──────── Provided data

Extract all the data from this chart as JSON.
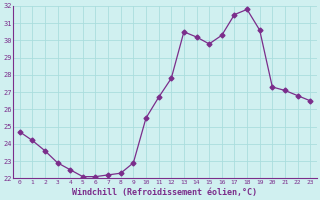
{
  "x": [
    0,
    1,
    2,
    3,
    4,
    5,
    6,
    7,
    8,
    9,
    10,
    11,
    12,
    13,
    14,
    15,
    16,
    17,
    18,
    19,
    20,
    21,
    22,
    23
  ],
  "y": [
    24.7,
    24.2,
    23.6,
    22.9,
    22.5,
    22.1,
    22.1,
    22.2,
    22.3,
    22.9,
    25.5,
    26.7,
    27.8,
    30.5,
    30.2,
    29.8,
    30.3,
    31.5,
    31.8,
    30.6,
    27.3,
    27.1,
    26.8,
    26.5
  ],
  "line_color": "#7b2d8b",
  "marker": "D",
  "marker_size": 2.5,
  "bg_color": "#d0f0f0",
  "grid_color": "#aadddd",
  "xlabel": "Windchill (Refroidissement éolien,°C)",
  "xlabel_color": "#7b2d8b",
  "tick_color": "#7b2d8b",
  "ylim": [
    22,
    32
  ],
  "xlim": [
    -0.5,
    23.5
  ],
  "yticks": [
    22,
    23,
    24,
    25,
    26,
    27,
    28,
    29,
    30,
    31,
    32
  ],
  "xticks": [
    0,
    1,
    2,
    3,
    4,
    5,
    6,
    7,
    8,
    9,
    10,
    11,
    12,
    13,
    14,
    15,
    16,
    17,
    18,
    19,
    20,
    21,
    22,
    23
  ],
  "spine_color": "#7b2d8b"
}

────────────────
──────── Provided data

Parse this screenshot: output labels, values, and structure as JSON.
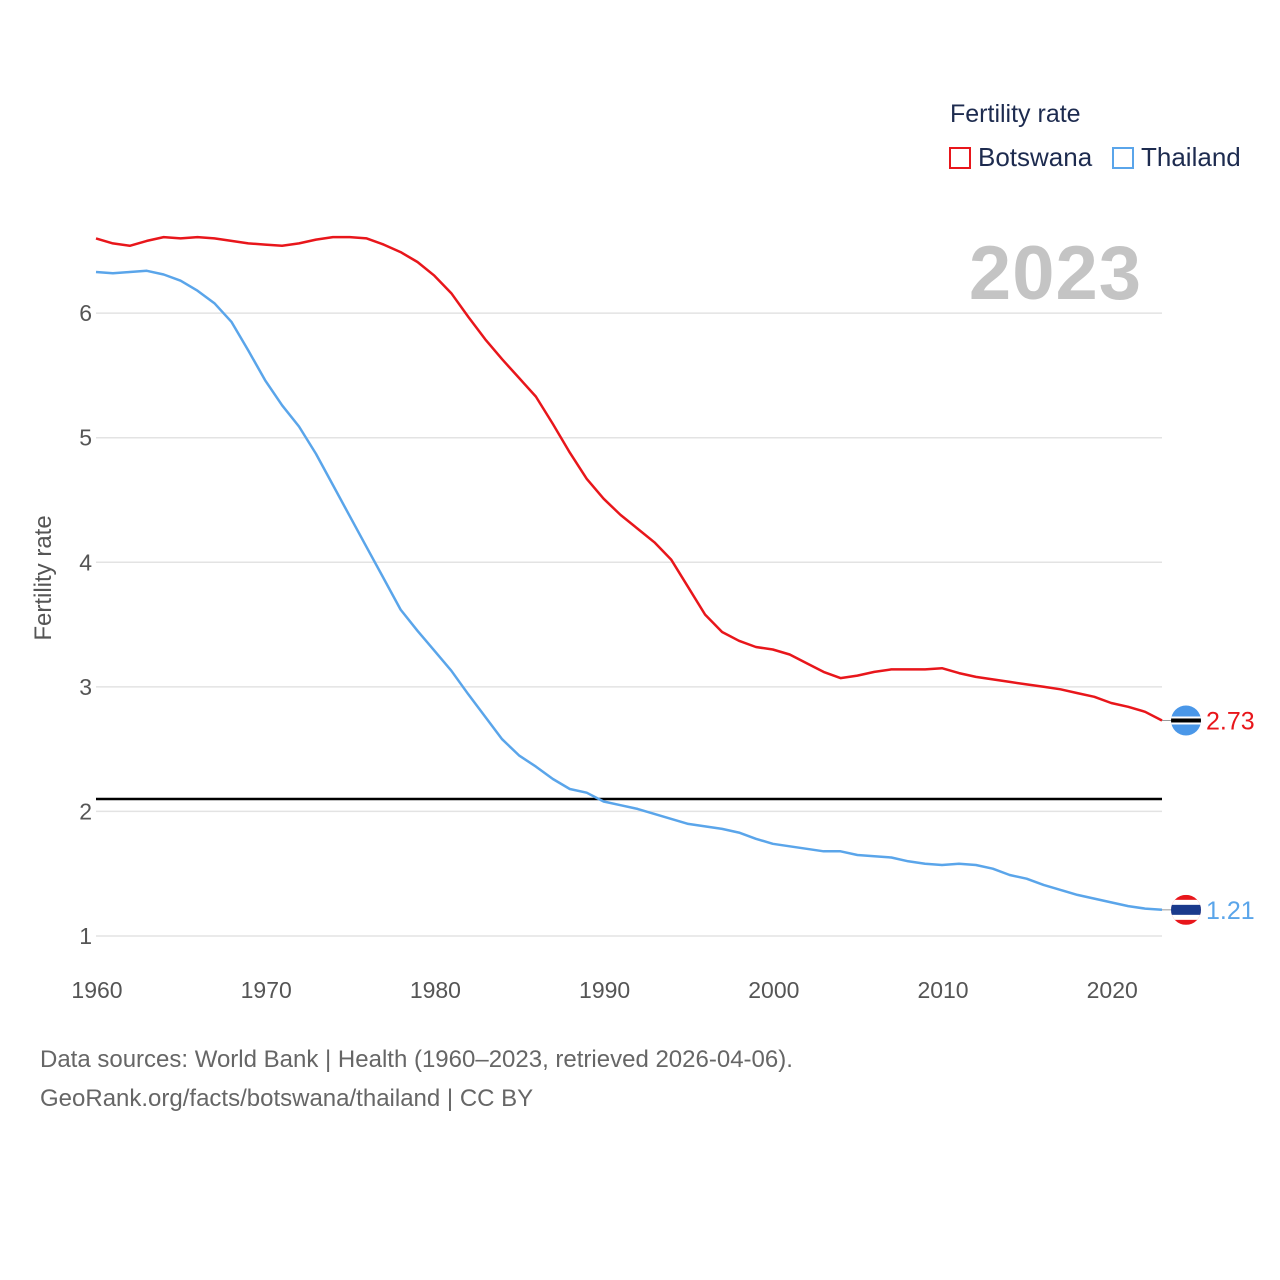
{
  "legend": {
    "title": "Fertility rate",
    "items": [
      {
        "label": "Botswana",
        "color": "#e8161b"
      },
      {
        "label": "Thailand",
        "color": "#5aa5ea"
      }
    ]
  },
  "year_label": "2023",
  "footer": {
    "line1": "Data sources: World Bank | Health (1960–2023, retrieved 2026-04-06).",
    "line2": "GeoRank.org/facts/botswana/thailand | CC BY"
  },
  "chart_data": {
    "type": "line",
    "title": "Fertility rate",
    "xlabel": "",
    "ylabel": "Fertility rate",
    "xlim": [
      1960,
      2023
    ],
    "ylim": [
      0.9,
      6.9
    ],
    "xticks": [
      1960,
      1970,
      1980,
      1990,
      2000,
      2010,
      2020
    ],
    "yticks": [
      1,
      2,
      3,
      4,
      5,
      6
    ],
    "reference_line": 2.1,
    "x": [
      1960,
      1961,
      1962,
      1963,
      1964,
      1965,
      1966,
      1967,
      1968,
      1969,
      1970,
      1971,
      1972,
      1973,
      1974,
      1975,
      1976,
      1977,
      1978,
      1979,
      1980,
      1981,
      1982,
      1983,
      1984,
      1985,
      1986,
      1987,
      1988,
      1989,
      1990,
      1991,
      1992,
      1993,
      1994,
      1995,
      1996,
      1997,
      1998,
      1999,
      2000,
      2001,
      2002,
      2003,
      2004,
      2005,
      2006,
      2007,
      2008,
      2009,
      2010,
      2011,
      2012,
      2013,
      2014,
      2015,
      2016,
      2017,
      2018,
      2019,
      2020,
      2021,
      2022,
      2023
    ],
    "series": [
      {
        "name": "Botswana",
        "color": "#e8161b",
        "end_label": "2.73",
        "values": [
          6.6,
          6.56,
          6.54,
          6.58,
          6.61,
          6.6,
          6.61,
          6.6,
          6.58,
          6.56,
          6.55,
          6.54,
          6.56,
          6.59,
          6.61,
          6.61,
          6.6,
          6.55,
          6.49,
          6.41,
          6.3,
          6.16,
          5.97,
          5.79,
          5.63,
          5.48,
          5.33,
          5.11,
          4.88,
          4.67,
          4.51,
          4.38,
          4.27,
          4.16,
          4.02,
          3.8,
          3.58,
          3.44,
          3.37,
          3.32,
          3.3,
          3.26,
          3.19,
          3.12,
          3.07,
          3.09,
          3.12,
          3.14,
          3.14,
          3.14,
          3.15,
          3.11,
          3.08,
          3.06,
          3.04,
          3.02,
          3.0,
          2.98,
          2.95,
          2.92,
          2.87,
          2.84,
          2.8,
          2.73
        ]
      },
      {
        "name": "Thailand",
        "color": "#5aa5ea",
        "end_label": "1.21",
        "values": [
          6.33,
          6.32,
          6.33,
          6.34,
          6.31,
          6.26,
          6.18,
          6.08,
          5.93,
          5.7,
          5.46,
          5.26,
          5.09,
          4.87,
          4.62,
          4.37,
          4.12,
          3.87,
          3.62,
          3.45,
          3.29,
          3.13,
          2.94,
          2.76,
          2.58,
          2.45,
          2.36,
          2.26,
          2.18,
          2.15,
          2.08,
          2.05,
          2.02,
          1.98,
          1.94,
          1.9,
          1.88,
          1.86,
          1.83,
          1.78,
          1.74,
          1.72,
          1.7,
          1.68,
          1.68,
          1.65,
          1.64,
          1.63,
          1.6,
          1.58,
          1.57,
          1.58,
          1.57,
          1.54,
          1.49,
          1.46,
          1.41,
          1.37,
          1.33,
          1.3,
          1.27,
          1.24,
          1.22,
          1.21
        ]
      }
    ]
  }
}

────────────────
──────── Provided data

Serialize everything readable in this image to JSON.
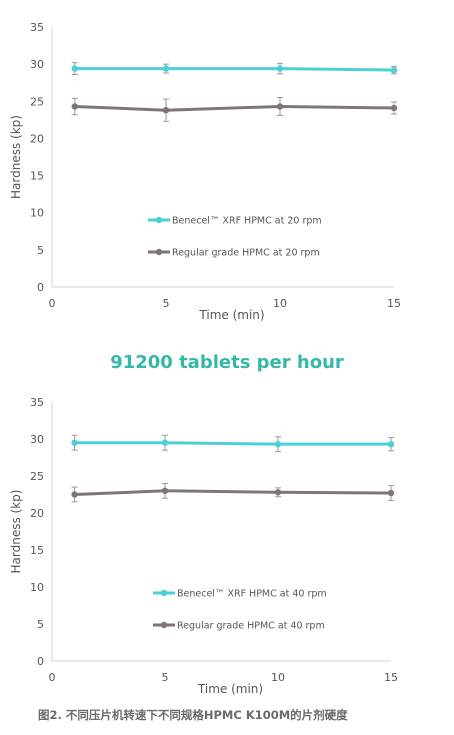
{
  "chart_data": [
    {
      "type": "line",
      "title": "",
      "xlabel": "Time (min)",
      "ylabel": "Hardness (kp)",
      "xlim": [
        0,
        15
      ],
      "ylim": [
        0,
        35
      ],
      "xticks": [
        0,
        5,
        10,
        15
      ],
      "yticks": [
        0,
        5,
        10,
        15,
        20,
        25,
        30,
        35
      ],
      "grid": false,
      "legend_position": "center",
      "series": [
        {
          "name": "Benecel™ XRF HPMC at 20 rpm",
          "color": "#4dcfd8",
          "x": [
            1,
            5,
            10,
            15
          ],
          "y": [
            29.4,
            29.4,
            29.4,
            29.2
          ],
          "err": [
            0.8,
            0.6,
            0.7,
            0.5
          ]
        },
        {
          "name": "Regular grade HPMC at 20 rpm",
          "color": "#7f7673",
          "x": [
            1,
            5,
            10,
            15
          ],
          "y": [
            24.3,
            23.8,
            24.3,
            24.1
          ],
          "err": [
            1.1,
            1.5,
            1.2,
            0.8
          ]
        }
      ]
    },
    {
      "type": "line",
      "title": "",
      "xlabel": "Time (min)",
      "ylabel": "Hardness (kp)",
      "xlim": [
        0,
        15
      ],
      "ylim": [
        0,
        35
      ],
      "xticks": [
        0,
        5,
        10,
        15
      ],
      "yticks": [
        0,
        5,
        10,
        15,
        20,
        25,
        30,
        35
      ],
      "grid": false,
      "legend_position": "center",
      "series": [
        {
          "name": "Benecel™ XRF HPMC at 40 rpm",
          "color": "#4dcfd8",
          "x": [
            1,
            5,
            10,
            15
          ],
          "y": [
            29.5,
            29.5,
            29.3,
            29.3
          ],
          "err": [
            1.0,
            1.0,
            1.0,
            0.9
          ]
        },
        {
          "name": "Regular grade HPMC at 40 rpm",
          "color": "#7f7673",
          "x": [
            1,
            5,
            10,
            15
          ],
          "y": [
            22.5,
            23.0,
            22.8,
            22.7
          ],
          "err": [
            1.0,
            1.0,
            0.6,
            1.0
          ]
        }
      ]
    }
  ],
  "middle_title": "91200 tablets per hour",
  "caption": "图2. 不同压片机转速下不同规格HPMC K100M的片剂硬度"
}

────────────────

Written exercise:
Give the count of lines holding the word "Benecel" and nothing more.

Worked answer:
2